• **Texto selecionado**:
+-------+
Iranianos, após mais de quatro décadas sob controlo de poderosos clérigos xiitas, mostram a sua raiva, galvanizados pela morte de Mahsa Amini, uma estudante de 22 anos, pela mão da infame polícia da moralidade. E os motins estão a alastrar.
É difícil saber exatamente o que se passa, com a internet estrangulada pelo regime, bloqueando o acesso a aplicações como o Whatsapp e o Instagram, deixando muitos iranianos na diáspora desesperados para saber dos seus familiares.
Mas lá vão gotejando vídeos aqui e ali, vindos de todas as províncias iranianas, sem exceção, não só do curdistão, de onde era originária Amini. As imagens mostram o impensável, protestos liderados por mulheres, aquelas que sentem mais o peso deste regime ultraconservador, muitas vezes atrevendo a defrontar-se com a polícia sem hijab, rodeadas por manifestantes homens. Parece que algo no sistema está a ceder.
O regime, como habitual, reagiu com brutalidade, havendo relatos do uso de fogo real. Os números oficiais registaram pelo menos 41 mortos, mas a expectativa é que a realidade seja muito mais trágica. Nos últimos protestos massivos no Irão, há três anos, devido ao aumento do preço dos combustíveis, estima-se que mais de 1500 manifestantes tenham sido abatidos pelas autoridades. E o regime desde então só se tornou mais agressivo, desde a chegada à presidência de Ebrahim Raisi, o antigo chefe do judiciário, considerado alinhado com a linha dura, sucedendo a Hassan Rouhani, que era visto como moderado.
+-------+
• **Pedido escrito 1**: Reproduza fielmente o trecho do texto sobre os protestos no Irão, começando em "Mas lá vão gotejando" e seguindo até "está a ceder.".
+-------+
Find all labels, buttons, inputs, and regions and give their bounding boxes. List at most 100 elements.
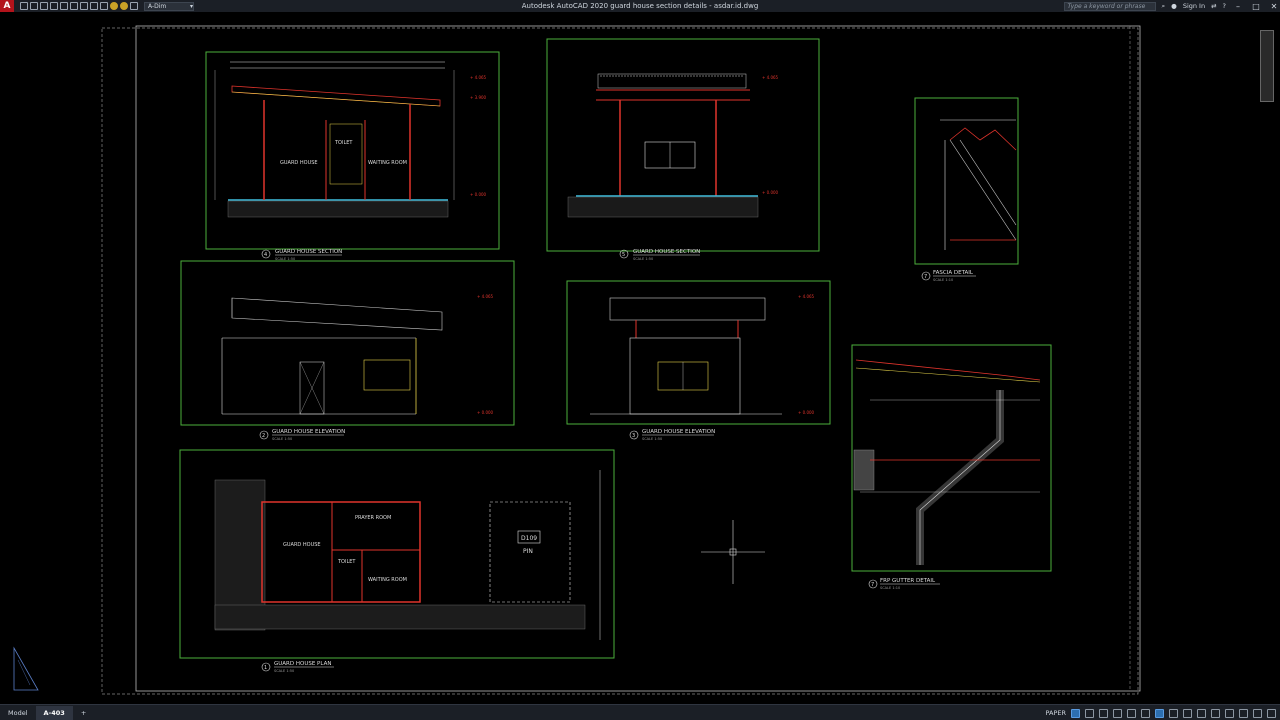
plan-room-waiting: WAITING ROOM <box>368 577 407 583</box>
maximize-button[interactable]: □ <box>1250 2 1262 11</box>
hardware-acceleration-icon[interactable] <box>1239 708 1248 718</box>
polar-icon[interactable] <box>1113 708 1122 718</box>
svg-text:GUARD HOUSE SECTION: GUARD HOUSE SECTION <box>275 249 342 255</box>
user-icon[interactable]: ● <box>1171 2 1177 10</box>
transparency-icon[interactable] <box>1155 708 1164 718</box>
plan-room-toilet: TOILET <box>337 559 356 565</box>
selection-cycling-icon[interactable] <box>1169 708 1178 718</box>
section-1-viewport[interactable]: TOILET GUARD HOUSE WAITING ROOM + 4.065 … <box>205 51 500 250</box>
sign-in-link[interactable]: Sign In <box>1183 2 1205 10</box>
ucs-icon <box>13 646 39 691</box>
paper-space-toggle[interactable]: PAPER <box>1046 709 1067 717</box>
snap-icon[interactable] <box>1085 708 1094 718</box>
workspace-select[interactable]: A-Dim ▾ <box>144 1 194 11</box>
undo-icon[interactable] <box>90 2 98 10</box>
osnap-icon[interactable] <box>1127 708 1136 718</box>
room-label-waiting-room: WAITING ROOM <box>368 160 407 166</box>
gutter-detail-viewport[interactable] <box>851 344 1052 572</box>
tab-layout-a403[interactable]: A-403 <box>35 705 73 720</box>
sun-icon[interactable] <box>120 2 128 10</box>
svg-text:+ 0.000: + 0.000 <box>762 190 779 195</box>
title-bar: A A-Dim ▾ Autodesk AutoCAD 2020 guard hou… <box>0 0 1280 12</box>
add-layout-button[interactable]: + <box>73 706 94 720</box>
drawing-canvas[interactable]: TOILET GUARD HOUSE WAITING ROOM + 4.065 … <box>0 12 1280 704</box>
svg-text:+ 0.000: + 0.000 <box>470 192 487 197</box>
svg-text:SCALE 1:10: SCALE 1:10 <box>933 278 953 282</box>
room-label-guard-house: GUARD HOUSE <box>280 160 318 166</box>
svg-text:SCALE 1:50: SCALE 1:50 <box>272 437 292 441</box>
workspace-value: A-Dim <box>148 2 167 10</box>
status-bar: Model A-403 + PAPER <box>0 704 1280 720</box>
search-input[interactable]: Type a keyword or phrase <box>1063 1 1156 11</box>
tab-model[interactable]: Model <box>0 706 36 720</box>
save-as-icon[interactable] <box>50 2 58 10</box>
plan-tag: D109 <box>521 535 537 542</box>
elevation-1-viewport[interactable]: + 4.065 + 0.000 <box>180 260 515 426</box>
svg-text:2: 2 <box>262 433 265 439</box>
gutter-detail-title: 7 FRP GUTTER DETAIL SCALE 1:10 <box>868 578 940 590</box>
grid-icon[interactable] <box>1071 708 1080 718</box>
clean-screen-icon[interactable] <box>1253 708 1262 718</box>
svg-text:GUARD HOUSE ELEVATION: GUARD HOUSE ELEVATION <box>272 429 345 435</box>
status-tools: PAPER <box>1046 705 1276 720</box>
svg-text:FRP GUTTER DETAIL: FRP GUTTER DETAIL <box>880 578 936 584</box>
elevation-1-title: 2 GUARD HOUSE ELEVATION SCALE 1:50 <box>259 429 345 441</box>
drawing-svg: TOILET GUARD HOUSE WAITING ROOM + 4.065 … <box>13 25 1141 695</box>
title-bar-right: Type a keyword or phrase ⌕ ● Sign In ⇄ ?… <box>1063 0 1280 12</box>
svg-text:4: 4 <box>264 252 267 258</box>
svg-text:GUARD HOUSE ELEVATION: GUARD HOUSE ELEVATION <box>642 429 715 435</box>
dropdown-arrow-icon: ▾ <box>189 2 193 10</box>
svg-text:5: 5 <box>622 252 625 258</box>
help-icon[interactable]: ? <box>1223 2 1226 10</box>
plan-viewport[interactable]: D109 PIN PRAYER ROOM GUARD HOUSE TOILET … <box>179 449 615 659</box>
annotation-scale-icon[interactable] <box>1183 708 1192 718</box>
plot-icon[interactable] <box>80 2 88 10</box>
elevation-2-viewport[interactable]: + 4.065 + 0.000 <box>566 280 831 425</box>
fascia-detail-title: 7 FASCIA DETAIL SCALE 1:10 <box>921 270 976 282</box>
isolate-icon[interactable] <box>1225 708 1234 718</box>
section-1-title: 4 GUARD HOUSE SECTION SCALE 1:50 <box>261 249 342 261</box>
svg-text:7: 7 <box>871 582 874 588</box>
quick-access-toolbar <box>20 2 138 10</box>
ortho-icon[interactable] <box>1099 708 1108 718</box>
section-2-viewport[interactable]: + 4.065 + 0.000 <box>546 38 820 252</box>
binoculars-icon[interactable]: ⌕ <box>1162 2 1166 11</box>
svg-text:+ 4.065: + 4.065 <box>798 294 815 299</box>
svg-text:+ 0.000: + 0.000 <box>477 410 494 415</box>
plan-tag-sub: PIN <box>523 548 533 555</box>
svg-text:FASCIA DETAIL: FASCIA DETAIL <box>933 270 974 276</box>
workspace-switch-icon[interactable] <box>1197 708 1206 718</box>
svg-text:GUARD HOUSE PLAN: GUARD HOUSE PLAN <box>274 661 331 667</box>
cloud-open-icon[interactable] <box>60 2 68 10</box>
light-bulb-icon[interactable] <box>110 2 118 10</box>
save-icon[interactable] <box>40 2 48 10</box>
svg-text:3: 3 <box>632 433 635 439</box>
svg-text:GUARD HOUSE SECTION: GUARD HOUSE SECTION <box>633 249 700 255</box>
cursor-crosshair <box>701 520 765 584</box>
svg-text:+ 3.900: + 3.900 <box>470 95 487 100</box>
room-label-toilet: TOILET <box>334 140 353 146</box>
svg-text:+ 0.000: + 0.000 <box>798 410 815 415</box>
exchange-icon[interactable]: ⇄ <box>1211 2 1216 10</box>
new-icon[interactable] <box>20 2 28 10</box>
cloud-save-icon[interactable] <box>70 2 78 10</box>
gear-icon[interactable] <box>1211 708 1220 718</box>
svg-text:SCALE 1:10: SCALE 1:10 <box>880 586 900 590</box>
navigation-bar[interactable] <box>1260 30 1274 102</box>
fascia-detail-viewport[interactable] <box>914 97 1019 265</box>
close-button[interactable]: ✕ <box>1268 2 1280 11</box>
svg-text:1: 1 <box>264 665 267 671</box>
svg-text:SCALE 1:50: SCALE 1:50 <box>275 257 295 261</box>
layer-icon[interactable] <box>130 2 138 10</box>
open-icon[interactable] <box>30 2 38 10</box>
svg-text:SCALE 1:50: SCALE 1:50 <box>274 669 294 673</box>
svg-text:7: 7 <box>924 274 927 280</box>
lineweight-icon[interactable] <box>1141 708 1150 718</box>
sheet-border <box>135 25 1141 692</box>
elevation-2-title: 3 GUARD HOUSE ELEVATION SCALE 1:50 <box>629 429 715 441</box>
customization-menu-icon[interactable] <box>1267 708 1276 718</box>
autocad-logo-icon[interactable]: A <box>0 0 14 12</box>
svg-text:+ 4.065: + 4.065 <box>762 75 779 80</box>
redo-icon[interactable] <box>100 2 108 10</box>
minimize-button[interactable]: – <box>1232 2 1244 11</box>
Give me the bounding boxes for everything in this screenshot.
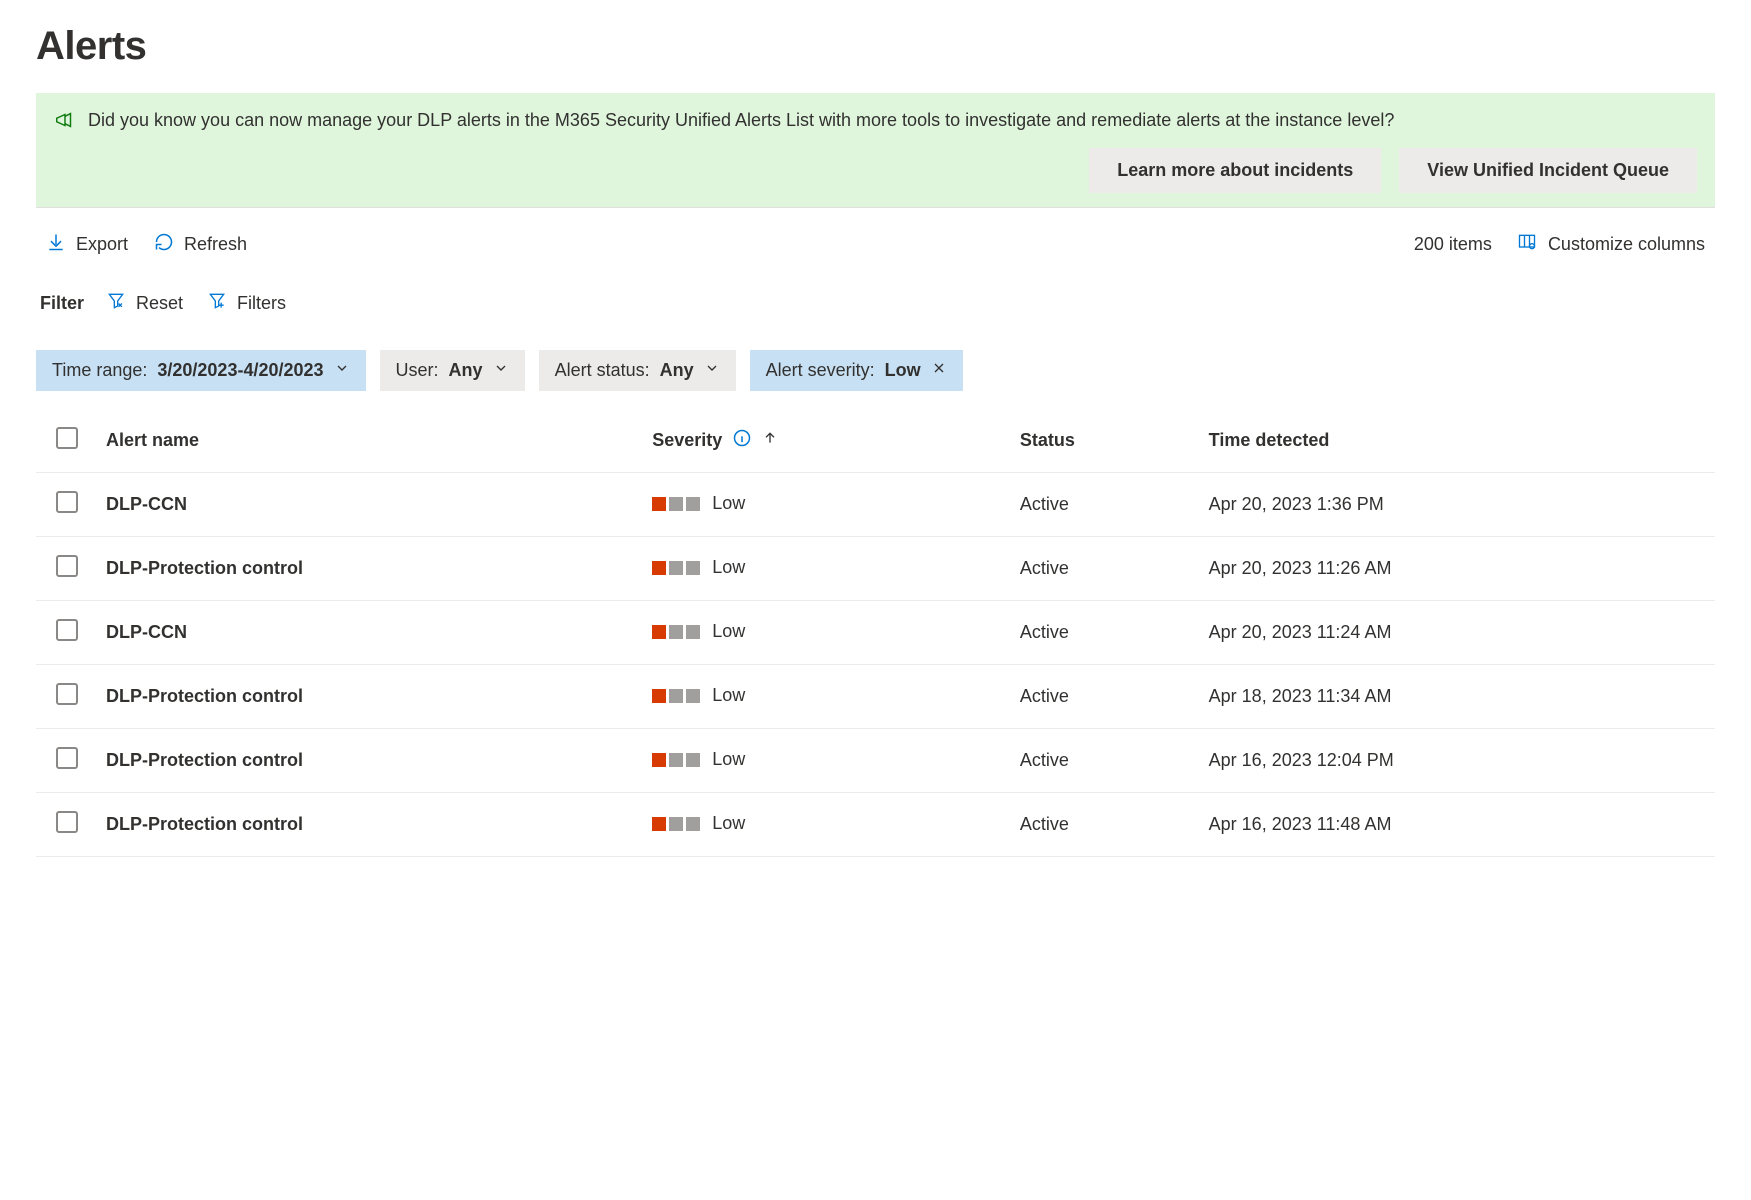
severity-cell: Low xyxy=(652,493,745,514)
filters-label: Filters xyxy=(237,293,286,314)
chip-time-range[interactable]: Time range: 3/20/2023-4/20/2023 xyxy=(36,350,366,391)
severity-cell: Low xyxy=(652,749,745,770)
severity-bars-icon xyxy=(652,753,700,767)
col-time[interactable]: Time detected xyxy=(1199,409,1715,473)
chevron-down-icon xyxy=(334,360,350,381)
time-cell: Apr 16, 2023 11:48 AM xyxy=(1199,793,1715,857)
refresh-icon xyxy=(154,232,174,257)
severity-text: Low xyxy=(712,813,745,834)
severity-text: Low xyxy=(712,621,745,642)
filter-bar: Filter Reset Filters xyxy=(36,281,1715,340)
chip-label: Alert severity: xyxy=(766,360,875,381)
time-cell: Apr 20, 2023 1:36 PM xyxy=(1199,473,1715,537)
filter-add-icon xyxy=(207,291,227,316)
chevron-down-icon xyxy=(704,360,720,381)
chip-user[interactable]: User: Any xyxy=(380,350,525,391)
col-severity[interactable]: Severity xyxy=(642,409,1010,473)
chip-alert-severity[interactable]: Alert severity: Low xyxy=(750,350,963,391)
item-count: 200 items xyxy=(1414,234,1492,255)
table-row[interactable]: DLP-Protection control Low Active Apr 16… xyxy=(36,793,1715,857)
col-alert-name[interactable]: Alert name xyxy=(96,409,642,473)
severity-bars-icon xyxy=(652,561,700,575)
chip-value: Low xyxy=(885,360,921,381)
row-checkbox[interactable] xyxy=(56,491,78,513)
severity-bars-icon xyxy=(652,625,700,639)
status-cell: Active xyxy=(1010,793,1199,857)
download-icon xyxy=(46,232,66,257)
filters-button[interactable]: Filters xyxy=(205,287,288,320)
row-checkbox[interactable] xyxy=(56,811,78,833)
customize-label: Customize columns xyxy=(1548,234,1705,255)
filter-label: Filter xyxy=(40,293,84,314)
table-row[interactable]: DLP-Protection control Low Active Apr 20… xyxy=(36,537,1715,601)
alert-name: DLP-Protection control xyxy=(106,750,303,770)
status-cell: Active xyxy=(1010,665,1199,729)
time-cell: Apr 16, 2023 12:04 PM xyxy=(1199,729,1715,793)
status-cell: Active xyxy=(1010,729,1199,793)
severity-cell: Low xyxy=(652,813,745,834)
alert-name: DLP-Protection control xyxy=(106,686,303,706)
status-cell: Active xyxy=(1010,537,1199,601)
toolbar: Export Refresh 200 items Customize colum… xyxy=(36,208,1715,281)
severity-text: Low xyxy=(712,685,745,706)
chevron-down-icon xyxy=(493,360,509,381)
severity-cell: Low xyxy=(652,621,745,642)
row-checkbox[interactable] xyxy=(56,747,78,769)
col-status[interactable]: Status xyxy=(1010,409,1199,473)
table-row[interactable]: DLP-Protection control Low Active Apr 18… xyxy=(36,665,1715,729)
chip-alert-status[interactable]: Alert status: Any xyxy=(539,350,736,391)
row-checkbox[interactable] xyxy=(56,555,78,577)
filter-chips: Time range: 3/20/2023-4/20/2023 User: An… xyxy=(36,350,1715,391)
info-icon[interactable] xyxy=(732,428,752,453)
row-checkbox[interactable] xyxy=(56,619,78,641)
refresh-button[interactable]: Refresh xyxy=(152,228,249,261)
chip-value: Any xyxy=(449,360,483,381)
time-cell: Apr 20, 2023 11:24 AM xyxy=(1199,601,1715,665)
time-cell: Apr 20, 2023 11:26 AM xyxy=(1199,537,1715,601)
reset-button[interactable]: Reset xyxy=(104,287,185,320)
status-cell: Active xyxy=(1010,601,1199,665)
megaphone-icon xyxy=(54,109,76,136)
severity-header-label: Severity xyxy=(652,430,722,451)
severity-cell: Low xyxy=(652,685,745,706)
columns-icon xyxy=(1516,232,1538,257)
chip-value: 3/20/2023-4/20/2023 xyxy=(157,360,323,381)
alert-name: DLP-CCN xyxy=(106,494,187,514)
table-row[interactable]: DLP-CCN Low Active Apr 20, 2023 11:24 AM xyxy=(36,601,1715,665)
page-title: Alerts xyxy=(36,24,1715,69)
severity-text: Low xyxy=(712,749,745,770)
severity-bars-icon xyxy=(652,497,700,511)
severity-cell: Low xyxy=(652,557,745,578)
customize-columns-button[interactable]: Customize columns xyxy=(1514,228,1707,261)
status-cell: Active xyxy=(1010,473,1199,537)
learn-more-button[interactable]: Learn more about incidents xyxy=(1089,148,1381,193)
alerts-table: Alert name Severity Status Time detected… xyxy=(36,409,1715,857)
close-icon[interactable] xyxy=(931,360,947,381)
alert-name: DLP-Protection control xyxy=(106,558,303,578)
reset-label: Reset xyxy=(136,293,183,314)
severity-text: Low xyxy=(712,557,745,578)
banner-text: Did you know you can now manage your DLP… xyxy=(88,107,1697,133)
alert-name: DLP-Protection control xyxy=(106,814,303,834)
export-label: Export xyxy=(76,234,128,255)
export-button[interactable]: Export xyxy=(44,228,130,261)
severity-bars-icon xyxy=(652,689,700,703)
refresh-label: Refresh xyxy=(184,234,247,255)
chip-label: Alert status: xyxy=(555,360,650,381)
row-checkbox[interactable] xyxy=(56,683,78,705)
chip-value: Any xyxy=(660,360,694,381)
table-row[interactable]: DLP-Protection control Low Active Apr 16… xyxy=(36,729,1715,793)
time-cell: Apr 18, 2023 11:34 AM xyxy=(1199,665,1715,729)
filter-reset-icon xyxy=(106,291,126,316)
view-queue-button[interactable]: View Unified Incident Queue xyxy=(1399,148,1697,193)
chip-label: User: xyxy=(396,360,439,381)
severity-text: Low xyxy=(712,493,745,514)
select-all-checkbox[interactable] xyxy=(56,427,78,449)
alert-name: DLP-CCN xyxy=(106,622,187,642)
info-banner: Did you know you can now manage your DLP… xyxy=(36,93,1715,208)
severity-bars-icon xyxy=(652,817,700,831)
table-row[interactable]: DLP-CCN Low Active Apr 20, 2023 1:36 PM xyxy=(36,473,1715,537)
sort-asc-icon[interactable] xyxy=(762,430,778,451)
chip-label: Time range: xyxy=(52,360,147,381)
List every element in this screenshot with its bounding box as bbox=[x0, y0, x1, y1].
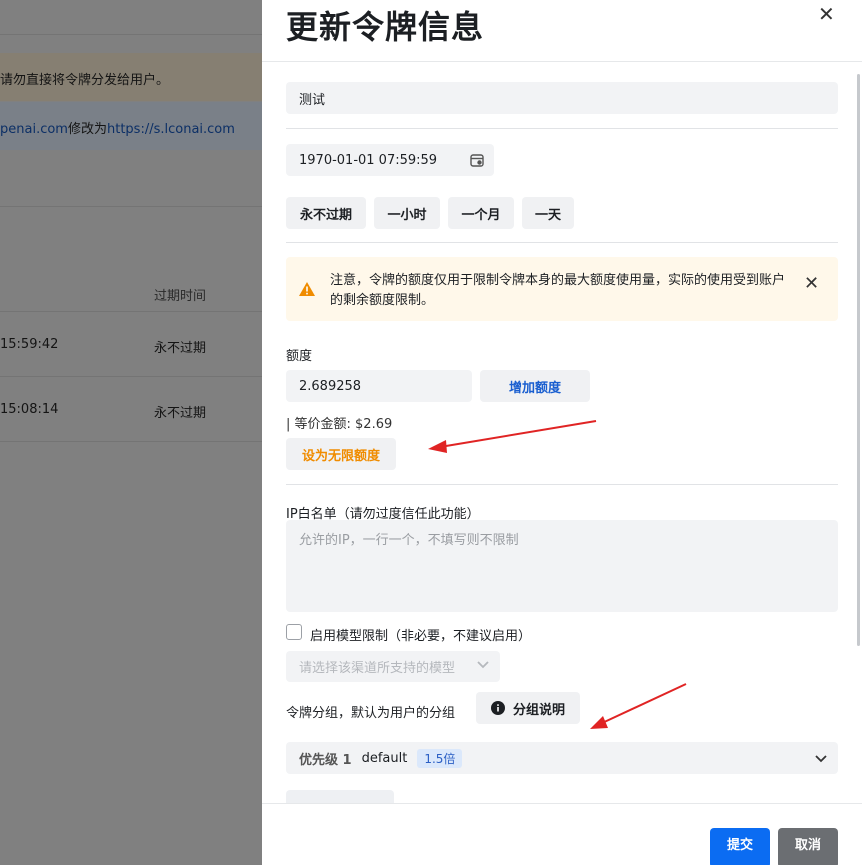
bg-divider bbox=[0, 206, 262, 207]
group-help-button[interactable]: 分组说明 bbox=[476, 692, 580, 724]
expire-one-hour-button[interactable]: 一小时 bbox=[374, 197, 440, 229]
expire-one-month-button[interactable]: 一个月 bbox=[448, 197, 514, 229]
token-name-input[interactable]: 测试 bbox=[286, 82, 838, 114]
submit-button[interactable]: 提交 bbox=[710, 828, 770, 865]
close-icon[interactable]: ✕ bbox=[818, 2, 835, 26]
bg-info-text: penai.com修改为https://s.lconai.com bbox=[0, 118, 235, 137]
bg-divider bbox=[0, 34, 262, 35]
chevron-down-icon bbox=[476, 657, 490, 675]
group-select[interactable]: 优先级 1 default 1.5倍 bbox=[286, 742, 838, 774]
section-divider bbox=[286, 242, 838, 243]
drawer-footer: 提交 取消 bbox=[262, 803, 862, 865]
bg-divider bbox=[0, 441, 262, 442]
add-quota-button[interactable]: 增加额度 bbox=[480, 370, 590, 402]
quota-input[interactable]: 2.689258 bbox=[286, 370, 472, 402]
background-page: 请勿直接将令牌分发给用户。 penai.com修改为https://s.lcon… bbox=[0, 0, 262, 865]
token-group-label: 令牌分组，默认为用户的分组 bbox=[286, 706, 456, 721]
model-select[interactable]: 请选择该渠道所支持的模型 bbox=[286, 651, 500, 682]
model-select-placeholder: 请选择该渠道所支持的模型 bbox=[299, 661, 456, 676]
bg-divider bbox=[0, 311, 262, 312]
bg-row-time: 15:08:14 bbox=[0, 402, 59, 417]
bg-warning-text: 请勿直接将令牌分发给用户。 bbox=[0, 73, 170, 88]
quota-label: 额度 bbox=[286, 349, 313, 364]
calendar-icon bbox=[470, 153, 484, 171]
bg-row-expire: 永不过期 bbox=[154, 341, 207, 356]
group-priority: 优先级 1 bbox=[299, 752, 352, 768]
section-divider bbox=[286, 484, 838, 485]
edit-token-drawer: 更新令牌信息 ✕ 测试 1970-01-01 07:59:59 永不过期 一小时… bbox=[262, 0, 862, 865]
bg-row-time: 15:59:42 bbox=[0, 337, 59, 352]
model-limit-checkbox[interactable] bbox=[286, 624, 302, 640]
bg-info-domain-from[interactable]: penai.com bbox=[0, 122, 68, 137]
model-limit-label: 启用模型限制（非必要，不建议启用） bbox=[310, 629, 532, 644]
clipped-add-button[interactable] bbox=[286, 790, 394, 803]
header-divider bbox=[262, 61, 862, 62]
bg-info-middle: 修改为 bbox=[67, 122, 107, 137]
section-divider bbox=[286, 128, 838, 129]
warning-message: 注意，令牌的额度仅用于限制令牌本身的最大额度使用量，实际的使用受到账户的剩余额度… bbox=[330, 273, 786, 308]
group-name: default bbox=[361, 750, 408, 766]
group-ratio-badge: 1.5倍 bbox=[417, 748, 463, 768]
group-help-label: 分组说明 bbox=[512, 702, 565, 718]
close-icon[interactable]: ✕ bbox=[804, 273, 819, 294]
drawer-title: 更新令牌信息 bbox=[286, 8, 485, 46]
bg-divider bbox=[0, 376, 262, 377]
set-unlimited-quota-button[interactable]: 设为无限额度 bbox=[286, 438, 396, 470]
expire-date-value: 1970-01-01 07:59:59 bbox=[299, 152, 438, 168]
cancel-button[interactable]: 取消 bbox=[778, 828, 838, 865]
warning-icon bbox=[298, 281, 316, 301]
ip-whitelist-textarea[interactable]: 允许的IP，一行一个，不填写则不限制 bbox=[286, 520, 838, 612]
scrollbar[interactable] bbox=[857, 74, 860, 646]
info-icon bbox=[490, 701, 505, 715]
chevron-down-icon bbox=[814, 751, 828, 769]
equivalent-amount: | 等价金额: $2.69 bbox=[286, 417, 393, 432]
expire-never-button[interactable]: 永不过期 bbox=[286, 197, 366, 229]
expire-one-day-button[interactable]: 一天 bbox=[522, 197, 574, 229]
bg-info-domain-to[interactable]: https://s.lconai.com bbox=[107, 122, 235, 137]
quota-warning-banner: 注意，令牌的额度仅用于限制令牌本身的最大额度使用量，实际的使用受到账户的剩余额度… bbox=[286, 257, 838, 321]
+-------+
• **Pedido escrito 2**: Reúna todas as linhas dos registos que contêm a cadeia "令牌的额度仅用于限制令牌本身的最大额度使用量". Maiúsculas e minúsculas contam.

• **Resposta do exercício 1**:
Mas lá vão gotejando vídeos aqui e ali, vindos de todas as províncias iranianas, sem exceção, não só do curdistão, de onde era originária Amini. As imagens mostram o impensável, protestos liderados por mulheres, aquelas que sentem mais o peso deste regime ultraconservador, muitas vezes atrevendo a defrontar-se com a polícia sem hijab, rodeadas por manifestantes homens. Parece que algo no sistema está a ceder.

• **Resposta do exercício 2**:
warning-message: 注意，令牌的额度仅用于限制令牌本身的最大额度使用量，实际的使用受到账户的剩余额度… bbox=[330, 273, 786, 308]
quota-warning-banner: 注意，令牌的额度仅用于限制令牌本身的最大额度使用量，实际的使用受到账户的剩余额度… bbox=[286, 257, 838, 321]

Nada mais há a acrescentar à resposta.